> [Excerpts from a figure dataset]
——

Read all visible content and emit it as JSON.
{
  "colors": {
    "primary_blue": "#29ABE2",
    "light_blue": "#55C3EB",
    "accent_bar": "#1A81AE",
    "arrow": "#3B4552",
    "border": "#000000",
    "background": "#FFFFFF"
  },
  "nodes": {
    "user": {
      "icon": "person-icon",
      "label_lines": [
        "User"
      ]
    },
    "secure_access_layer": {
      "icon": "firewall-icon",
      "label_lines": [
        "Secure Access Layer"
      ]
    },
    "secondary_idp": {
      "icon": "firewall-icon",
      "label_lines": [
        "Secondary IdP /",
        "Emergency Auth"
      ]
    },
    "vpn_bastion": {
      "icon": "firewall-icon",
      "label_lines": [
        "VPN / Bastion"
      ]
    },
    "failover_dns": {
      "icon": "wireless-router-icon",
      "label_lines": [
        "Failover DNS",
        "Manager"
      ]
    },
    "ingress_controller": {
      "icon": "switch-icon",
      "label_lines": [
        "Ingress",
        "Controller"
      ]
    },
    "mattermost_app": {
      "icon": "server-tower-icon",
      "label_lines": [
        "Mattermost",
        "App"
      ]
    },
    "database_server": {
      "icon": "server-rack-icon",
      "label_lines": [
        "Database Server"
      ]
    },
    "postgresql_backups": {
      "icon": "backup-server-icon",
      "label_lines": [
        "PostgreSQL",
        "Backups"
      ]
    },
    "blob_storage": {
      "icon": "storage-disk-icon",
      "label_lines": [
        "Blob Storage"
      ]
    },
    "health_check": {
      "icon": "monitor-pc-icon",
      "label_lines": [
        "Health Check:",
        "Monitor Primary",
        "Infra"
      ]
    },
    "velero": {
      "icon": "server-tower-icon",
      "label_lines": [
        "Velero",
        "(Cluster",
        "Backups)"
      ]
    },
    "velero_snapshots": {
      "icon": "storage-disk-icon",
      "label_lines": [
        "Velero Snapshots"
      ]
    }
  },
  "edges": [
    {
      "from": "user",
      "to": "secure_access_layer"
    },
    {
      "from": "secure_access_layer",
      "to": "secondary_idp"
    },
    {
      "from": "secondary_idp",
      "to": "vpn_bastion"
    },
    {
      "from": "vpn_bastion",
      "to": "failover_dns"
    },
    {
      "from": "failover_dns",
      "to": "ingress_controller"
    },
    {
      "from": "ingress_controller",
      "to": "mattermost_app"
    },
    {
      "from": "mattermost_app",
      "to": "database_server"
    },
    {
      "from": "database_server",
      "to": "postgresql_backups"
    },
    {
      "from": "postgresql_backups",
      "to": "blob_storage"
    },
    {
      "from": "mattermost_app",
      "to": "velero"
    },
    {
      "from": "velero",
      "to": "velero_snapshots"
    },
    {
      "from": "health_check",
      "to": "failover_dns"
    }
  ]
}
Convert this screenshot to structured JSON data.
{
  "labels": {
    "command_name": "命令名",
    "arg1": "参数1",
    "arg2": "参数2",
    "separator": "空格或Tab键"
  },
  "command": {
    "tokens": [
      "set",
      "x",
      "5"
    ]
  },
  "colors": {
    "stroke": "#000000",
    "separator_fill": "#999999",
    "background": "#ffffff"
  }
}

——

> [Stated goal] Retype the data exactly as given.

> [Response to the task]
Read all visible content and emit it as JSON.
{
  "colors": {
    "primary_blue": "#29ABE2",
    "light_blue": "#55C3EB",
    "accent_bar": "#1A81AE",
    "arrow": "#3B4552",
    "border": "#000000",
    "background": "#FFFFFF"
  },
  "nodes": {
    "user": {
      "icon": "person-icon",
      "label_lines": [
        "User"
      ]
    },
    "secure_access_layer": {
      "icon": "firewall-icon",
      "label_lines": [
        "Secure Access Layer"
      ]
    },
    "secondary_idp": {
      "icon": "firewall-icon",
      "label_lines": [
        "Secondary IdP /",
        "Emergency Auth"
      ]
    },
    "vpn_bastion": {
      "icon": "firewall-icon",
      "label_lines": [
        "VPN / Bastion"
      ]
    },
    "failover_dns": {
      "icon": "wireless-router-icon",
      "label_lines": [
        "Failover DNS",
        "Manager"
      ]
    },
    "ingress_controller": {
      "icon": "switch-icon",
      "label_lines": [
        "Ingress",
        "Controller"
      ]
    },
    "mattermost_app": {
      "icon": "server-tower-icon",
      "label_lines": [
        "Mattermost",
        "App"
      ]
    },
    "database_server": {
      "icon": "server-rack-icon",
      "label_lines": [
        "Database Server"
      ]
    },
    "postgresql_backups": {
      "icon": "backup-server-icon",
      "label_lines": [
        "PostgreSQL",
        "Backups"
      ]
    },
    "blob_storage": {
      "icon": "storage-disk-icon",
      "label_lines": [
        "Blob Storage"
      ]
    },
    "health_check": {
      "icon": "monitor-pc-icon",
      "label_lines": [
        "Health Check:",
        "Monitor Primary",
        "Infra"
      ]
    },
    "velero": {
      "icon": "server-tower-icon",
      "label_lines": [
        "Velero",
        "(Cluster",
        "Backups)"
      ]
    },
    "velero_snapshots": {
      "icon": "storage-disk-icon",
      "label_lines": [
        "Velero Snapshots"
      ]
    }
  },
  "edges": [
    {
      "from": "user",
      "to": "secure_access_layer"
    },
    {
      "from": "secure_access_layer",
      "to": "secondary_idp"
    },
    {
      "from": "secondary_idp",
      "to": "vpn_bastion"
    },
    {
      "from": "vpn_bastion",
      "to": "failover_dns"
    },
    {
      "from": "failover_dns",
      "to": "ingress_controller"
    },
    {
      "from": "ingress_controller",
      "to": "mattermost_app"
    },
    {
      "from": "mattermost_app",
      "to": "database_server"
    },
    {
      "from": "database_server",
      "to": "postgresql_backups"
    },
    {
      "from": "postgresql_backups",
      "to": "blob_storage"
    },
    {
      "from": "mattermost_app",
      "to": "velero"
    },
    {
      "from": "velero",
      "to": "velero_snapshots"
    },
    {
      "from": "health_check",
      "to": "failover_dns"
    }
  ]
}
Convert this screenshot to structured JSON data.
{
  "labels": {
    "command_name": "命令名",
    "arg1": "参数1",
    "arg2": "参数2",
    "separator": "空格或Tab键"
  },
  "command": {
    "tokens": [
      "set",
      "x",
      "5"
    ]
  },
  "colors": {
    "stroke": "#000000",
    "separator_fill": "#999999",
    "background": "#ffffff"
  }
}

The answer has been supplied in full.